+++ DATA ENTRIES

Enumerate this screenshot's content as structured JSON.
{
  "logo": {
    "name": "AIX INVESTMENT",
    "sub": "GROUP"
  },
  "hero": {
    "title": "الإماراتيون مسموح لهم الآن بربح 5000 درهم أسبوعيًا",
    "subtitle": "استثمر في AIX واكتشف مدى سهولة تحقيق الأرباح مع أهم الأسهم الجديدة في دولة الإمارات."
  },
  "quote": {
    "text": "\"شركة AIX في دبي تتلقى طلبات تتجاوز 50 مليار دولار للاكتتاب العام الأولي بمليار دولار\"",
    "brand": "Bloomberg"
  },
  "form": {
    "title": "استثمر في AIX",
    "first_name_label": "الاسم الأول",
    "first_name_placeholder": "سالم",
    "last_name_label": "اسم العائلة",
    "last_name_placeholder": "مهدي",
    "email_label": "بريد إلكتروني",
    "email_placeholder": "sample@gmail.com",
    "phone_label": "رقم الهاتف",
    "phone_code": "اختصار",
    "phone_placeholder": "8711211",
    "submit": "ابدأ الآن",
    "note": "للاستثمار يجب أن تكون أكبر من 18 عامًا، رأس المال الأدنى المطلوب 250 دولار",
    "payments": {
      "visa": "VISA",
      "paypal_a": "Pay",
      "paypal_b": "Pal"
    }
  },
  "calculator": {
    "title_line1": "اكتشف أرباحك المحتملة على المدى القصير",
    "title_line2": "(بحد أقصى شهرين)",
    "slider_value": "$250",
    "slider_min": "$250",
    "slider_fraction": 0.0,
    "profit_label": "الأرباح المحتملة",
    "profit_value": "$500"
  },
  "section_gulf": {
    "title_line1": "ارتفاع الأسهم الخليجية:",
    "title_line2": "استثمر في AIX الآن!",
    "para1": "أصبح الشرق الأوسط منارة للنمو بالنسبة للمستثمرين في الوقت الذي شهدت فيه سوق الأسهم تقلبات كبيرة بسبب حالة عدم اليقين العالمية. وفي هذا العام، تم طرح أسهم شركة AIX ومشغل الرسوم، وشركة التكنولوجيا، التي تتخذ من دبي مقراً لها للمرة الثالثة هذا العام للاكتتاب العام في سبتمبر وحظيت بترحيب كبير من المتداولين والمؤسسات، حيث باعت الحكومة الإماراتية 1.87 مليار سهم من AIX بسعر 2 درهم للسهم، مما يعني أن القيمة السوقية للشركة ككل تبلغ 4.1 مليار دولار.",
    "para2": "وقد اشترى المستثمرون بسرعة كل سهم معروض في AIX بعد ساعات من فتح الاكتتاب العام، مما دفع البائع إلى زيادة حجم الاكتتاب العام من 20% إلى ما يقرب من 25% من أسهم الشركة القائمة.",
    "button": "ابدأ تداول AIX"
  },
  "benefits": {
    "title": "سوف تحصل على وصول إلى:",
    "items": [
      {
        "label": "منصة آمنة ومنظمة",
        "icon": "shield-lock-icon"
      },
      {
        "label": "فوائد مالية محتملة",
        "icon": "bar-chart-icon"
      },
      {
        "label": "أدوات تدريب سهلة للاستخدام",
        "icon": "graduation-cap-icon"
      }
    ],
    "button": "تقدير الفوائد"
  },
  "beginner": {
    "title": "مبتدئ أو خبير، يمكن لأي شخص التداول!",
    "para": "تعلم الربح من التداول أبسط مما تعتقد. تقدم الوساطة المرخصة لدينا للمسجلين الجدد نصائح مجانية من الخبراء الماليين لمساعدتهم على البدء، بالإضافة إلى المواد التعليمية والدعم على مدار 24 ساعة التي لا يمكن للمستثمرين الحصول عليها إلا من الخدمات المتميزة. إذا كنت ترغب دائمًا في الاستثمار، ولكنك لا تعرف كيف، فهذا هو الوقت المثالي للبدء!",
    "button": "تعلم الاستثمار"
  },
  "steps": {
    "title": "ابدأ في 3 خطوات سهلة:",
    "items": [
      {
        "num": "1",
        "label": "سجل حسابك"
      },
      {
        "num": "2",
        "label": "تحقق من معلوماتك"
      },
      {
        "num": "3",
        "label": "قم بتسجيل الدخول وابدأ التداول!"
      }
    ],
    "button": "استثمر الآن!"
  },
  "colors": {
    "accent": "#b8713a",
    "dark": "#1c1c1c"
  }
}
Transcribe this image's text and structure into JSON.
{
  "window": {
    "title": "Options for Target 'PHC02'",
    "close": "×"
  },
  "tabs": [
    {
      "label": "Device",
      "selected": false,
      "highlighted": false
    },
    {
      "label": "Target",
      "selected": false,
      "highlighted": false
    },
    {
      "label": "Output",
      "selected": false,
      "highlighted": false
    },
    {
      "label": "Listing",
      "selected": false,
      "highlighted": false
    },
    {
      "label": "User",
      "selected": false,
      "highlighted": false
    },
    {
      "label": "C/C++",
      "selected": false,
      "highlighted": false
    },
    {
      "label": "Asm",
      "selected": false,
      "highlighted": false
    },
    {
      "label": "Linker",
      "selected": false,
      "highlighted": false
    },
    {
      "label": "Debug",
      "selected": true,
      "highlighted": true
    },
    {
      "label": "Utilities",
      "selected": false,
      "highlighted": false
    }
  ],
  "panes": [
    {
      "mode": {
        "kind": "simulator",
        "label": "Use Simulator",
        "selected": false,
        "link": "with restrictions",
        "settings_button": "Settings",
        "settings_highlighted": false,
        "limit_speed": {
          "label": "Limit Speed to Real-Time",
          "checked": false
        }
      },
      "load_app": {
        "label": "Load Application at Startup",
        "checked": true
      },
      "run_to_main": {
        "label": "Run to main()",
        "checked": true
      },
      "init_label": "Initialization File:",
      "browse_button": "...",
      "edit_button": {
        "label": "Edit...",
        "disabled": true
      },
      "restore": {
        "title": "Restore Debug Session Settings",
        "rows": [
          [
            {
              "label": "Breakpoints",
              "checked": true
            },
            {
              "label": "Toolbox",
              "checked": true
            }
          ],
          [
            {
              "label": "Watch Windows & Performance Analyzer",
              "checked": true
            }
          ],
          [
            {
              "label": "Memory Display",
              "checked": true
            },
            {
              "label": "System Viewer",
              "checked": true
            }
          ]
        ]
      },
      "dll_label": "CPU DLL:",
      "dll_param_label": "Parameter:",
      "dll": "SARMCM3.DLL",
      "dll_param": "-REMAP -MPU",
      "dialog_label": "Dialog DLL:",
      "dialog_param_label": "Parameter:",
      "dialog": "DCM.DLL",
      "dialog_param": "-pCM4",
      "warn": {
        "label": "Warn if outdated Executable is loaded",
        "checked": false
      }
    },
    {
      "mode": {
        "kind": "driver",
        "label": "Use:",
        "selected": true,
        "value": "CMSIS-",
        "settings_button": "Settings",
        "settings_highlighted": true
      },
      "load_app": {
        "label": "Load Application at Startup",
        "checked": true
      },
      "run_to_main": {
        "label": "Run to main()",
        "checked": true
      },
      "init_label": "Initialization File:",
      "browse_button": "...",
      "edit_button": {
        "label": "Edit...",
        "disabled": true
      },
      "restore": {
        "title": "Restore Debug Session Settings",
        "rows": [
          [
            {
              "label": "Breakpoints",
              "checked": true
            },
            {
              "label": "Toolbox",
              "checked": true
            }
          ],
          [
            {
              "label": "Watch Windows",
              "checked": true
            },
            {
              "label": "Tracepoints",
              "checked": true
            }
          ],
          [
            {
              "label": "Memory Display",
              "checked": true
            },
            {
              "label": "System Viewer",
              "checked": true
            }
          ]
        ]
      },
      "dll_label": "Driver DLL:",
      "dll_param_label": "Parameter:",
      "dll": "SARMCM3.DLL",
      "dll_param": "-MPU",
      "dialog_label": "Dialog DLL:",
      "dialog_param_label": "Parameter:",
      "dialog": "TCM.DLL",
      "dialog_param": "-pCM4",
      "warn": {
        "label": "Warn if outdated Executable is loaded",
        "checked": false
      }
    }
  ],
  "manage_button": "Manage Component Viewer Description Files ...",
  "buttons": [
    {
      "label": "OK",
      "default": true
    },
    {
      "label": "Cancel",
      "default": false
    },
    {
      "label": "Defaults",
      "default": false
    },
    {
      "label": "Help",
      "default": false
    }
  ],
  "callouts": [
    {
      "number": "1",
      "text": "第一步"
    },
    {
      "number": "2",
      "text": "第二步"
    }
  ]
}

++++++

# EXERCISE OBJECTIVE
From the data, collect all lines where the string "الآن" appears.

# SOLUTION
    "title": "الإماراتيون مسموح لهم الآن بربح 5000 درهم أسبوعيًا",
    "submit": "ابدأ الآن",
    "title_line2": "استثمر في AIX الآن!",
    "button": "استثمر الآن!"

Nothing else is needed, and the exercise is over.